## START Material supplied

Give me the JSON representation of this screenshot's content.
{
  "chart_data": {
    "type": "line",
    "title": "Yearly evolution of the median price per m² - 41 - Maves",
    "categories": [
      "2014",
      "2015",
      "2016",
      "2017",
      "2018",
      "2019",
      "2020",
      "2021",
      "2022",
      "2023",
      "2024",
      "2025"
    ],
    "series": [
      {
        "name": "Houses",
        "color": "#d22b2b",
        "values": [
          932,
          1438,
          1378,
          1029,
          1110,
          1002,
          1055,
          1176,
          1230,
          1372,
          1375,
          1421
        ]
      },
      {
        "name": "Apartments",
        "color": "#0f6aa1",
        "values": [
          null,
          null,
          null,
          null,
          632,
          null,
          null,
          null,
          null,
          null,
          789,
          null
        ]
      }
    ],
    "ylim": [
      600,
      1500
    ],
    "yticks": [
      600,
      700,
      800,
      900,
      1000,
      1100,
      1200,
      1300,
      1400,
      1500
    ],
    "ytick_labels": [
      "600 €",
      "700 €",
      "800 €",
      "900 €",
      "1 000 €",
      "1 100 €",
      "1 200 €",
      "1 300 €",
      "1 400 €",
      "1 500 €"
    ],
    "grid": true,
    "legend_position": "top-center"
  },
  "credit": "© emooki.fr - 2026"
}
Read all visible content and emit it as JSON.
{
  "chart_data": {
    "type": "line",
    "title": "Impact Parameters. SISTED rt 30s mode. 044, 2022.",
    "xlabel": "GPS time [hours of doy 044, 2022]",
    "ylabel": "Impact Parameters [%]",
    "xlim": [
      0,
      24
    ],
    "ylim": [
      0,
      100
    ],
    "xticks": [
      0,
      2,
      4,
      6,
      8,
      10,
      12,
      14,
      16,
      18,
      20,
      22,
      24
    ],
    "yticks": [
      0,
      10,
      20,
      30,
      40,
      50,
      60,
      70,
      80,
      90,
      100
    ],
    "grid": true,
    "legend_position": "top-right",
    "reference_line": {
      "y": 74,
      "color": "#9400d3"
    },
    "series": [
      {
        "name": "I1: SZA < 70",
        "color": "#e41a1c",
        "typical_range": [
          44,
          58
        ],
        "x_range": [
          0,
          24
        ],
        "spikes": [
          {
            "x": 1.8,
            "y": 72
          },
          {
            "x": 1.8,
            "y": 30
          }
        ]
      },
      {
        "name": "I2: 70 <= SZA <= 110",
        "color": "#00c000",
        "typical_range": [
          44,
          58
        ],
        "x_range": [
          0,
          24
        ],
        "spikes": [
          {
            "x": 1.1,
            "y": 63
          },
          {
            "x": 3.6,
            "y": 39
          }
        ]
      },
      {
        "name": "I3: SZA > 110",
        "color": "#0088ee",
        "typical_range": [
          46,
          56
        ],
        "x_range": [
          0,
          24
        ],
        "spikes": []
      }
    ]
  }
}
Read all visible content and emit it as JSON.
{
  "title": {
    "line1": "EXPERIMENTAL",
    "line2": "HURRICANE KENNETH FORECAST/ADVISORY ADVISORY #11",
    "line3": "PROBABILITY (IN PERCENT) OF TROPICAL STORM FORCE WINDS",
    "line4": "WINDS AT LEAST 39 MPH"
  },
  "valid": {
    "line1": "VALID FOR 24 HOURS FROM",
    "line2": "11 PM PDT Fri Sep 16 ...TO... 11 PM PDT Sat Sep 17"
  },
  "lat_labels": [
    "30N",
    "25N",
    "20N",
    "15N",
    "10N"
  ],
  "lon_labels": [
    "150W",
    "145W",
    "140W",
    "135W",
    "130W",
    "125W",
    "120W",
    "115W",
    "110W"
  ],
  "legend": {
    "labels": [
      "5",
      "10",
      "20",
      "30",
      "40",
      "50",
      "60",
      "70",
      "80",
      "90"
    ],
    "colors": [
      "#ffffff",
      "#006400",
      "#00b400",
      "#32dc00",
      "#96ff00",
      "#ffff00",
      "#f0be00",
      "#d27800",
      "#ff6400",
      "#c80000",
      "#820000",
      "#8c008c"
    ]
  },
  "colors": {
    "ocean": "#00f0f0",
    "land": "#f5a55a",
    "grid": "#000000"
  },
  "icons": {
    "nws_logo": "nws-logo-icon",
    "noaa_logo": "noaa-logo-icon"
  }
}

## END Material supplied

_Challenge_.
The records above need to be transcribed in full. Keep every character unchanged.

_Expected answer_.
Give me the JSON representation of this screenshot's content.
{
  "chart_data": {
    "type": "line",
    "title": "Yearly evolution of the median price per m² - 41 - Maves",
    "categories": [
      "2014",
      "2015",
      "2016",
      "2017",
      "2018",
      "2019",
      "2020",
      "2021",
      "2022",
      "2023",
      "2024",
      "2025"
    ],
    "series": [
      {
        "name": "Houses",
        "color": "#d22b2b",
        "values": [
          932,
          1438,
          1378,
          1029,
          1110,
          1002,
          1055,
          1176,
          1230,
          1372,
          1375,
          1421
        ]
      },
      {
        "name": "Apartments",
        "color": "#0f6aa1",
        "values": [
          null,
          null,
          null,
          null,
          632,
          null,
          null,
          null,
          null,
          null,
          789,
          null
        ]
      }
    ],
    "ylim": [
      600,
      1500
    ],
    "yticks": [
      600,
      700,
      800,
      900,
      1000,
      1100,
      1200,
      1300,
      1400,
      1500
    ],
    "ytick_labels": [
      "600 €",
      "700 €",
      "800 €",
      "900 €",
      "1 000 €",
      "1 100 €",
      "1 200 €",
      "1 300 €",
      "1 400 €",
      "1 500 €"
    ],
    "grid": true,
    "legend_position": "top-center"
  },
  "credit": "© emooki.fr - 2026"
}
Read all visible content and emit it as JSON.
{
  "chart_data": {
    "type": "line",
    "title": "Impact Parameters. SISTED rt 30s mode. 044, 2022.",
    "xlabel": "GPS time [hours of doy 044, 2022]",
    "ylabel": "Impact Parameters [%]",
    "xlim": [
      0,
      24
    ],
    "ylim": [
      0,
      100
    ],
    "xticks": [
      0,
      2,
      4,
      6,
      8,
      10,
      12,
      14,
      16,
      18,
      20,
      22,
      24
    ],
    "yticks": [
      0,
      10,
      20,
      30,
      40,
      50,
      60,
      70,
      80,
      90,
      100
    ],
    "grid": true,
    "legend_position": "top-right",
    "reference_line": {
      "y": 74,
      "color": "#9400d3"
    },
    "series": [
      {
        "name": "I1: SZA < 70",
        "color": "#e41a1c",
        "typical_range": [
          44,
          58
        ],
        "x_range": [
          0,
          24
        ],
        "spikes": [
          {
            "x": 1.8,
            "y": 72
          },
          {
            "x": 1.8,
            "y": 30
          }
        ]
      },
      {
        "name": "I2: 70 <= SZA <= 110",
        "color": "#00c000",
        "typical_range": [
          44,
          58
        ],
        "x_range": [
          0,
          24
        ],
        "spikes": [
          {
            "x": 1.1,
            "y": 63
          },
          {
            "x": 3.6,
            "y": 39
          }
        ]
      },
      {
        "name": "I3: SZA > 110",
        "color": "#0088ee",
        "typical_range": [
          46,
          56
        ],
        "x_range": [
          0,
          24
        ],
        "spikes": []
      }
    ]
  }
}
Read all visible content and emit it as JSON.
{
  "title": {
    "line1": "EXPERIMENTAL",
    "line2": "HURRICANE KENNETH FORECAST/ADVISORY ADVISORY #11",
    "line3": "PROBABILITY (IN PERCENT) OF TROPICAL STORM FORCE WINDS",
    "line4": "WINDS AT LEAST 39 MPH"
  },
  "valid": {
    "line1": "VALID FOR 24 HOURS FROM",
    "line2": "11 PM PDT Fri Sep 16 ...TO... 11 PM PDT Sat Sep 17"
  },
  "lat_labels": [
    "30N",
    "25N",
    "20N",
    "15N",
    "10N"
  ],
  "lon_labels": [
    "150W",
    "145W",
    "140W",
    "135W",
    "130W",
    "125W",
    "120W",
    "115W",
    "110W"
  ],
  "legend": {
    "labels": [
      "5",
      "10",
      "20",
      "30",
      "40",
      "50",
      "60",
      "70",
      "80",
      "90"
    ],
    "colors": [
      "#ffffff",
      "#006400",
      "#00b400",
      "#32dc00",
      "#96ff00",
      "#ffff00",
      "#f0be00",
      "#d27800",
      "#ff6400",
      "#c80000",
      "#820000",
      "#8c008c"
    ]
  },
  "colors": {
    "ocean": "#00f0f0",
    "land": "#f5a55a",
    "grid": "#000000"
  },
  "icons": {
    "nws_logo": "nws-logo-icon",
    "noaa_logo": "noaa-logo-icon"
  }
}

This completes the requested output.